**PROBLEM:**
Find the lines containing the word "type" and copy every one of them.

-- START OF AVAILABLE DATA --

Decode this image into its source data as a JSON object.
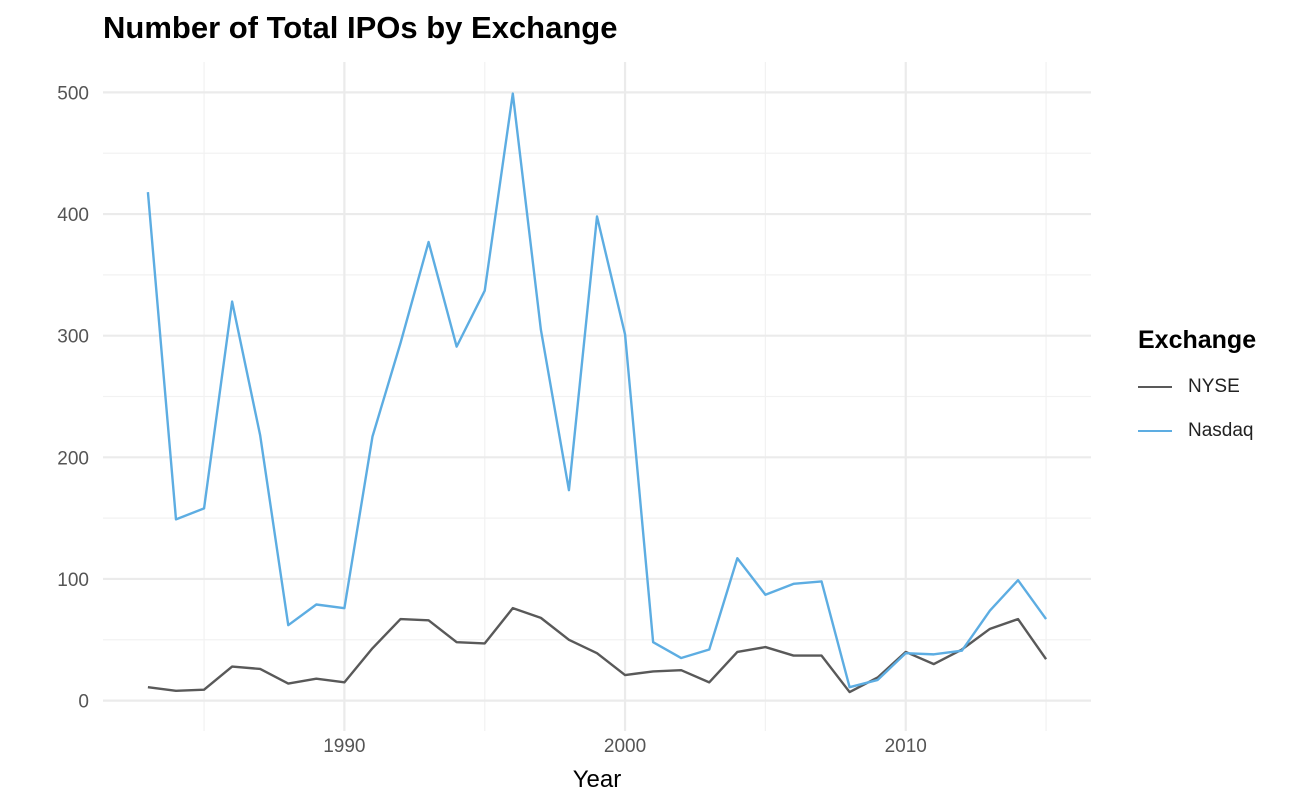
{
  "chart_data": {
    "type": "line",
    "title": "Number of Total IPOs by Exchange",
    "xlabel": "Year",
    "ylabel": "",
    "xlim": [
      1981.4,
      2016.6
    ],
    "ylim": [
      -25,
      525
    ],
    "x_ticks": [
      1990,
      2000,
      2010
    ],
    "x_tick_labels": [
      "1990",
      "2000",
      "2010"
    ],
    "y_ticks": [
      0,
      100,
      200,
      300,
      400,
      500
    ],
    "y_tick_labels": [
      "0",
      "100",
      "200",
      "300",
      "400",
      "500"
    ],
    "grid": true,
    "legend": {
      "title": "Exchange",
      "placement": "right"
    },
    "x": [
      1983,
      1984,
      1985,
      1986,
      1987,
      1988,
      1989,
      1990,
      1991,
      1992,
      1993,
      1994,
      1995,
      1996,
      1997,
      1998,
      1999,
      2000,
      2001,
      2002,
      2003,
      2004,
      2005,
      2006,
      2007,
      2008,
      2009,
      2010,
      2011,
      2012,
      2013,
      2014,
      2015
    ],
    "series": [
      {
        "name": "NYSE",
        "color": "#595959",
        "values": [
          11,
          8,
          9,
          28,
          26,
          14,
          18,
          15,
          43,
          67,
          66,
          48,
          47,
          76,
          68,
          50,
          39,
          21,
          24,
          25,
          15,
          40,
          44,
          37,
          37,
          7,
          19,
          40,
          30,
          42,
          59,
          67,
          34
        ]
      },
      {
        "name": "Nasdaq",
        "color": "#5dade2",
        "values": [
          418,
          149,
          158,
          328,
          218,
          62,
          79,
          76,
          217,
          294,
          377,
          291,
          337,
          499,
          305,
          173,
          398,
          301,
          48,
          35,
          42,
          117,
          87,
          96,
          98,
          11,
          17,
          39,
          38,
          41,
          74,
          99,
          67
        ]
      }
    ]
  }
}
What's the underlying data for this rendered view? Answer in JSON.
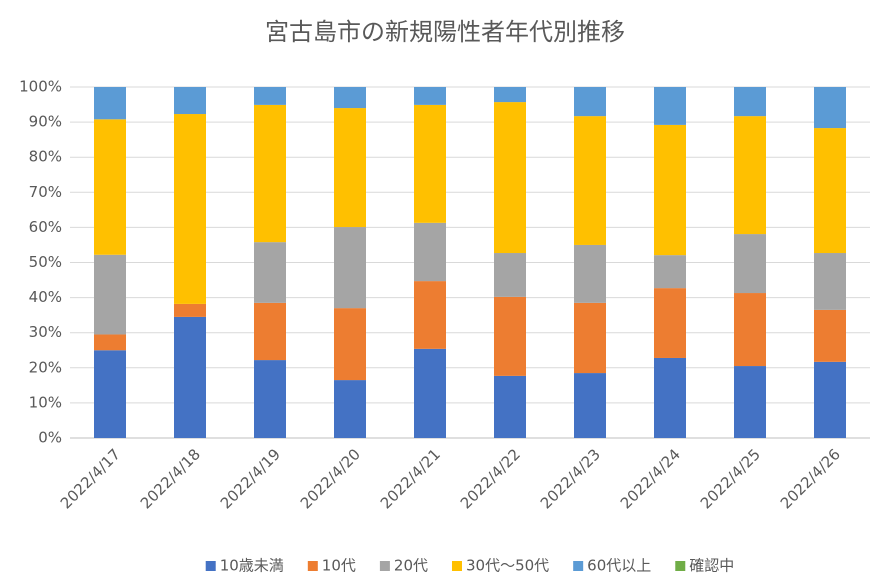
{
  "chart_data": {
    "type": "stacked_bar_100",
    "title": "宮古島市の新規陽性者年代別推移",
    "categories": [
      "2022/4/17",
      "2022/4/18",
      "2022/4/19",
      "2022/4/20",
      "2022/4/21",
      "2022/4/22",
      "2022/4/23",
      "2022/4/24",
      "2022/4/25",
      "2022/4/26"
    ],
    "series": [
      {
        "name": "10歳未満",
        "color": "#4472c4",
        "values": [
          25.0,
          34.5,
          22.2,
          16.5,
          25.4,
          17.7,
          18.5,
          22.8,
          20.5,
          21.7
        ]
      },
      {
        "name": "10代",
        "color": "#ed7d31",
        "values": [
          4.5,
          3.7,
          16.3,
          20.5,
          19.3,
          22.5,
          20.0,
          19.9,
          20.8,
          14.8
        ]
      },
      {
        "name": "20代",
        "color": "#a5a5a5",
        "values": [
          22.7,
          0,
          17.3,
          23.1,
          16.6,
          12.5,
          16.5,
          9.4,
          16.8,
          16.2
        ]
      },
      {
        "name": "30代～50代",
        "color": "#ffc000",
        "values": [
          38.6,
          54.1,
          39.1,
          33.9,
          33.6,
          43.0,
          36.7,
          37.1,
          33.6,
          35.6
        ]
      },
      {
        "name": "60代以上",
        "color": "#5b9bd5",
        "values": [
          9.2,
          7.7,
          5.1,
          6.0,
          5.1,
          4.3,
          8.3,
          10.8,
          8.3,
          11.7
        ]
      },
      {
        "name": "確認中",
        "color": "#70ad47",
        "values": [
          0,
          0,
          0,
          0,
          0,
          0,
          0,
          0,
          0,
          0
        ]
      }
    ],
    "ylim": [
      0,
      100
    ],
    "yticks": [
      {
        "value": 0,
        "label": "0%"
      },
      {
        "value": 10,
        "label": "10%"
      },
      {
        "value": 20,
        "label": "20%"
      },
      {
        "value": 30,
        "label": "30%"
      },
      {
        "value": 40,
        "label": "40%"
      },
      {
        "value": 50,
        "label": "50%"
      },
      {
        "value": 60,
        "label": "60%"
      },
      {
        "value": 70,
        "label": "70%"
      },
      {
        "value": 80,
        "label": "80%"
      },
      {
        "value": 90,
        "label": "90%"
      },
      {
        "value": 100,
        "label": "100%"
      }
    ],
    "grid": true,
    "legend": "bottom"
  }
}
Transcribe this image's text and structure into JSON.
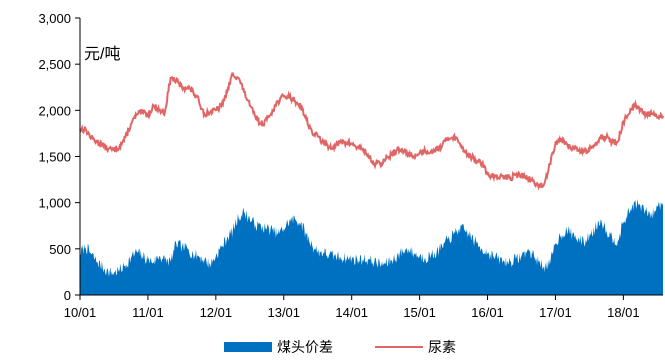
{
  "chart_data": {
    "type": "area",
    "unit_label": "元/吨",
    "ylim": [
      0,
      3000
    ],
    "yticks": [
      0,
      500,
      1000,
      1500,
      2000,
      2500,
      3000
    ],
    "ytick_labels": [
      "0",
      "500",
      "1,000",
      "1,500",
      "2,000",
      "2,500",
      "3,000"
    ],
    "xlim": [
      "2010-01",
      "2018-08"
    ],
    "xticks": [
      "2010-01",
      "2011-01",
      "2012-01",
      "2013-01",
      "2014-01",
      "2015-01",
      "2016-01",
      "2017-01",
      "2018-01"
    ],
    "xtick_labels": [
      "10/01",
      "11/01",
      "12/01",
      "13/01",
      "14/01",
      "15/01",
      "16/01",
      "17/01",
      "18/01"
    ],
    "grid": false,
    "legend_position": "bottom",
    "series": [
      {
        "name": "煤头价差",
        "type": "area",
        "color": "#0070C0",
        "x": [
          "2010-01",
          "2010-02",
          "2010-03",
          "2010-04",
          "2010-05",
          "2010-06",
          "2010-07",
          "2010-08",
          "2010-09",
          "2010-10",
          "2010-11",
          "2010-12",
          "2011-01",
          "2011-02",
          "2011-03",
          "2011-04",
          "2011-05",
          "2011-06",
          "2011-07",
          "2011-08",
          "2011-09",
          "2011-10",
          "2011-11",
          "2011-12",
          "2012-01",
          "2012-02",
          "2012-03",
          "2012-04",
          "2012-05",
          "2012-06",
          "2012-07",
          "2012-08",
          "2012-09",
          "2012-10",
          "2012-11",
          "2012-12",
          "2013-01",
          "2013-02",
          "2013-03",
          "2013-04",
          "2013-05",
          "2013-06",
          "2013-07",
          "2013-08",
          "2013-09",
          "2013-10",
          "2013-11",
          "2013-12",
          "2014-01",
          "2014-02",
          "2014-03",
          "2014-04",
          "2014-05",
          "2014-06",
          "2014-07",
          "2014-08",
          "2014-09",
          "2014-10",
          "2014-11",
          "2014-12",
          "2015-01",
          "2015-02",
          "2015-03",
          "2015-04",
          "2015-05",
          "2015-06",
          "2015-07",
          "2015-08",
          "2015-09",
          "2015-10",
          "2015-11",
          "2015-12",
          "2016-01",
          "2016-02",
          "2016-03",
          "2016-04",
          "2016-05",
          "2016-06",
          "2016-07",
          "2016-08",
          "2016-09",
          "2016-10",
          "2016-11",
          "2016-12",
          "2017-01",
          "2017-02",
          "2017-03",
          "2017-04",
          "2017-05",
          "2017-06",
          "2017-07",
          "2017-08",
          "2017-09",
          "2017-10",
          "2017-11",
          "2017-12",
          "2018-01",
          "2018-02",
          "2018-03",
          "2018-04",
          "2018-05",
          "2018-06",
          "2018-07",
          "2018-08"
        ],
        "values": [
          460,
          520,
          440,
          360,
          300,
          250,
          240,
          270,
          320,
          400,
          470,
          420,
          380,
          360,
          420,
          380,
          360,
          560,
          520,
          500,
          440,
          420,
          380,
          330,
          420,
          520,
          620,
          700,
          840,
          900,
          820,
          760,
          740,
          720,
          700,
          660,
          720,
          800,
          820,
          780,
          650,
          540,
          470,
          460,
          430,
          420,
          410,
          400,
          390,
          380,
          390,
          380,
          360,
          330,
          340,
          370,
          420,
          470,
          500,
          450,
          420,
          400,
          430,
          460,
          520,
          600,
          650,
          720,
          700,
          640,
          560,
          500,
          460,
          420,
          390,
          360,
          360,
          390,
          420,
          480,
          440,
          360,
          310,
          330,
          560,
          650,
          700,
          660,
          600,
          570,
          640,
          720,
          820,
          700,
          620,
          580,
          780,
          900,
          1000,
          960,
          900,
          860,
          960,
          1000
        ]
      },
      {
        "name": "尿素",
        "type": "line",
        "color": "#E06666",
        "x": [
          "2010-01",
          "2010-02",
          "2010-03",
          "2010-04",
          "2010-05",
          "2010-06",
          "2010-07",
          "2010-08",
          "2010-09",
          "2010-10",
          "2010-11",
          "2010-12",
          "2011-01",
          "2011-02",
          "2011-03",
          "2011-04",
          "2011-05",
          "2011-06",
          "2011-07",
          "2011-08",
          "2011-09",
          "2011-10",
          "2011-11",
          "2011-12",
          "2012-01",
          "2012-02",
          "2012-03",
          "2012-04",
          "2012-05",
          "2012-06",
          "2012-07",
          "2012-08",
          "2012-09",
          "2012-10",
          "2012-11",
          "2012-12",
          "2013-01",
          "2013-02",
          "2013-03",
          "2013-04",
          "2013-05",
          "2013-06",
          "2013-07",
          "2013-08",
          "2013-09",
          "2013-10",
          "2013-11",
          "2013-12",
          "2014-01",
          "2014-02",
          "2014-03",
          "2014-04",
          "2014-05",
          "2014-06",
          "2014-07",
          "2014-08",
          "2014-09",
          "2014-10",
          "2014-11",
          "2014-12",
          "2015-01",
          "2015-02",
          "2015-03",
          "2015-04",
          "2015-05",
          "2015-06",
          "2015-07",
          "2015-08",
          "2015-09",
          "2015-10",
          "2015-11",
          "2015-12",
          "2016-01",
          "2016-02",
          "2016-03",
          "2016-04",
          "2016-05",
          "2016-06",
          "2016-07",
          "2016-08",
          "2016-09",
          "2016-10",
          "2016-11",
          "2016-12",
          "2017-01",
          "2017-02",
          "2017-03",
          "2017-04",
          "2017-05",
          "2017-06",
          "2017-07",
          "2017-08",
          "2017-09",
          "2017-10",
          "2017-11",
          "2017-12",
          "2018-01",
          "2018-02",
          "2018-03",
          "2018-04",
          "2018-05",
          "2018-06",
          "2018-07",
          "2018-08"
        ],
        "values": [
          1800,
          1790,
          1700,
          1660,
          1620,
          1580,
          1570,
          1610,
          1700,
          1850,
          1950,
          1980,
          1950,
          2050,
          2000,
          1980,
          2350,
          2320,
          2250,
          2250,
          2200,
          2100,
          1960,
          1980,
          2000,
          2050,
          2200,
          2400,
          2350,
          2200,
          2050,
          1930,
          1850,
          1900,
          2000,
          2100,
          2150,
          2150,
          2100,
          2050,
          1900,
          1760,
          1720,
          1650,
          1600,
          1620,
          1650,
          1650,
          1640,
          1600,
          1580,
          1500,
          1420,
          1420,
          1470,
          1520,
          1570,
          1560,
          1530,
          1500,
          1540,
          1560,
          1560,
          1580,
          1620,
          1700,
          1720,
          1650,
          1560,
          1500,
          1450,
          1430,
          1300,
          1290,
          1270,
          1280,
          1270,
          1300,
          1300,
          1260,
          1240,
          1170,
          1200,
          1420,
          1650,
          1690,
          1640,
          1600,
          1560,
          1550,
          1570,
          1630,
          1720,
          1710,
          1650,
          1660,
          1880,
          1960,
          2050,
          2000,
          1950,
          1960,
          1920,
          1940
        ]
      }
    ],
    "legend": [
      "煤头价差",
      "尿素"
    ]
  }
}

-- END OF AVAILABLE DATA --

**RESULT:**
    "type": "line",
    "type": "stacked_bar_100",
    "type": "area",
        "type": "area",
        "type": "line",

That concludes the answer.